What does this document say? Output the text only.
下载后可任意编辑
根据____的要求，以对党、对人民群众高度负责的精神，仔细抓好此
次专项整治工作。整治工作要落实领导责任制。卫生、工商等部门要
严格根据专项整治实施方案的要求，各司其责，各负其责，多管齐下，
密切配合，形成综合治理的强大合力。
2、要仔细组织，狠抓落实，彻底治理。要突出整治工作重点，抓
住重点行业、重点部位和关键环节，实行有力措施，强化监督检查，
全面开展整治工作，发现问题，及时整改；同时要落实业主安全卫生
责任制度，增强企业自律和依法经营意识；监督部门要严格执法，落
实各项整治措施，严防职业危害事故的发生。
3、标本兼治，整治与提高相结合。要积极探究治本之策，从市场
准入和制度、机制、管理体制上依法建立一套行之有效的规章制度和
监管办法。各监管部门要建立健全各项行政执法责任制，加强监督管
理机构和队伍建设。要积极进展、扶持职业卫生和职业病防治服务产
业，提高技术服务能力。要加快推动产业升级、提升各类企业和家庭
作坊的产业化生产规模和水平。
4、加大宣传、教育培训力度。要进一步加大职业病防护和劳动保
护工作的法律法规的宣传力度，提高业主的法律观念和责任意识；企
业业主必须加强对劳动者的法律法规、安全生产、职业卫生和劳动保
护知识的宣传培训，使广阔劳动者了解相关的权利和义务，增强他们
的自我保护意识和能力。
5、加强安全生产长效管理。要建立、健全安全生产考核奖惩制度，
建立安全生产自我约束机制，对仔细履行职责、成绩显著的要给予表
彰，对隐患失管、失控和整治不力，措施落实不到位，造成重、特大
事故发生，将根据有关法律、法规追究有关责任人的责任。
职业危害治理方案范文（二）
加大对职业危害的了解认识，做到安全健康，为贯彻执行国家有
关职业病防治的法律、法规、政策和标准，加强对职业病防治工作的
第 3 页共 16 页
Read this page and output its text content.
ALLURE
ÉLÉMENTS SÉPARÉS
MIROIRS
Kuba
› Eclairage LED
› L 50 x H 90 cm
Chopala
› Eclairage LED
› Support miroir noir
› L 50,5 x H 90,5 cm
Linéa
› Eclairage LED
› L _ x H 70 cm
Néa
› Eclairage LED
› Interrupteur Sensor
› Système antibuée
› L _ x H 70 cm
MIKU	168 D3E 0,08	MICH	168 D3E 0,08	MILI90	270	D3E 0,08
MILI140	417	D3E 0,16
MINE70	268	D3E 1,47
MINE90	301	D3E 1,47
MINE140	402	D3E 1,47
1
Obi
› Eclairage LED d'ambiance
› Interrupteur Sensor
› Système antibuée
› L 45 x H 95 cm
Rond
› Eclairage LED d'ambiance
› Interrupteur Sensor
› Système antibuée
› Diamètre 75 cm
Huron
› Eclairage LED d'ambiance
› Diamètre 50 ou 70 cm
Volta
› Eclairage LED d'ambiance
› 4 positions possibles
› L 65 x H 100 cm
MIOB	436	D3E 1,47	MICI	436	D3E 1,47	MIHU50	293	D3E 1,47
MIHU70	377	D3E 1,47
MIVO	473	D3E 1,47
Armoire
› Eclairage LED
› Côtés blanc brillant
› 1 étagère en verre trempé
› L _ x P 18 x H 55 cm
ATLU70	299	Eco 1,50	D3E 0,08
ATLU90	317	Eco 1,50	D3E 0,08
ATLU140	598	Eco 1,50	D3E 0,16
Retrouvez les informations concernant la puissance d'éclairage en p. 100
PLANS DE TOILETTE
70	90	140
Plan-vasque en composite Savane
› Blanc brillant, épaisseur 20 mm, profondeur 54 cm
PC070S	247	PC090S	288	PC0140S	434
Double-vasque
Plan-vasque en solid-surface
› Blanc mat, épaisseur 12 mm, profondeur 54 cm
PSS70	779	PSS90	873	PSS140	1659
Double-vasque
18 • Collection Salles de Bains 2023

_Problem to work on_
Print out every record again, exactly and in full.

_Written response_
What does this document say? Output the text only.
下载后可任意编辑
根据____的要求，以对党、对人民群众高度负责的精神，仔细抓好此
次专项整治工作。整治工作要落实领导责任制。卫生、工商等部门要
严格根据专项整治实施方案的要求，各司其责，各负其责，多管齐下，
密切配合，形成综合治理的强大合力。
2、要仔细组织，狠抓落实，彻底治理。要突出整治工作重点，抓
住重点行业、重点部位和关键环节，实行有力措施，强化监督检查，
全面开展整治工作，发现问题，及时整改；同时要落实业主安全卫生
责任制度，增强企业自律和依法经营意识；监督部门要严格执法，落
实各项整治措施，严防职业危害事故的发生。
3、标本兼治，整治与提高相结合。要积极探究治本之策，从市场
准入和制度、机制、管理体制上依法建立一套行之有效的规章制度和
监管办法。各监管部门要建立健全各项行政执法责任制，加强监督管
理机构和队伍建设。要积极进展、扶持职业卫生和职业病防治服务产
业，提高技术服务能力。要加快推动产业升级、提升各类企业和家庭
作坊的产业化生产规模和水平。
4、加大宣传、教育培训力度。要进一步加大职业病防护和劳动保
护工作的法律法规的宣传力度，提高业主的法律观念和责任意识；企
业业主必须加强对劳动者的法律法规、安全生产、职业卫生和劳动保
护知识的宣传培训，使广阔劳动者了解相关的权利和义务，增强他们
的自我保护意识和能力。
5、加强安全生产长效管理。要建立、健全安全生产考核奖惩制度，
建立安全生产自我约束机制，对仔细履行职责、成绩显著的要给予表
彰，对隐患失管、失控和整治不力，措施落实不到位，造成重、特大
事故发生，将根据有关法律、法规追究有关责任人的责任。
职业危害治理方案范文（二）
加大对职业危害的了解认识，做到安全健康，为贯彻执行国家有
关职业病防治的法律、法规、政策和标准，加强对职业病防治工作的
第 3 页共 16 页
Read this page and output its text content.
ALLURE
ÉLÉMENTS SÉPARÉS
MIROIRS
Kuba
› Eclairage LED
› L 50 x H 90 cm
Chopala
› Eclairage LED
› Support miroir noir
› L 50,5 x H 90,5 cm
Linéa
› Eclairage LED
› L _ x H 70 cm
Néa
› Eclairage LED
› Interrupteur Sensor
› Système antibuée
› L _ x H 70 cm
MIKU	168 D3E 0,08	MICH	168 D3E 0,08	MILI90	270	D3E 0,08
MILI140	417	D3E 0,16
MINE70	268	D3E 1,47
MINE90	301	D3E 1,47
MINE140	402	D3E 1,47
1
Obi
› Eclairage LED d'ambiance
› Interrupteur Sensor
› Système antibuée
› L 45 x H 95 cm
Rond
› Eclairage LED d'ambiance
› Interrupteur Sensor
› Système antibuée
› Diamètre 75 cm
Huron
› Eclairage LED d'ambiance
› Diamètre 50 ou 70 cm
Volta
› Eclairage LED d'ambiance
› 4 positions possibles
› L 65 x H 100 cm
MIOB	436	D3E 1,47	MICI	436	D3E 1,47	MIHU50	293	D3E 1,47
MIHU70	377	D3E 1,47
MIVO	473	D3E 1,47
Armoire
› Eclairage LED
› Côtés blanc brillant
› 1 étagère en verre trempé
› L _ x P 18 x H 55 cm
ATLU70	299	Eco 1,50	D3E 0,08
ATLU90	317	Eco 1,50	D3E 0,08
ATLU140	598	Eco 1,50	D3E 0,16
Retrouvez les informations concernant la puissance d'éclairage en p. 100
PLANS DE TOILETTE
70	90	140
Plan-vasque en composite Savane
› Blanc brillant, épaisseur 20 mm, profondeur 54 cm
PC070S	247	PC090S	288	PC0140S	434
Double-vasque
Plan-vasque en solid-surface
› Blanc mat, épaisseur 12 mm, profondeur 54 cm
PSS70	779	PSS90	873	PSS140	1659
Double-vasque
18 • Collection Salles de Bains 2023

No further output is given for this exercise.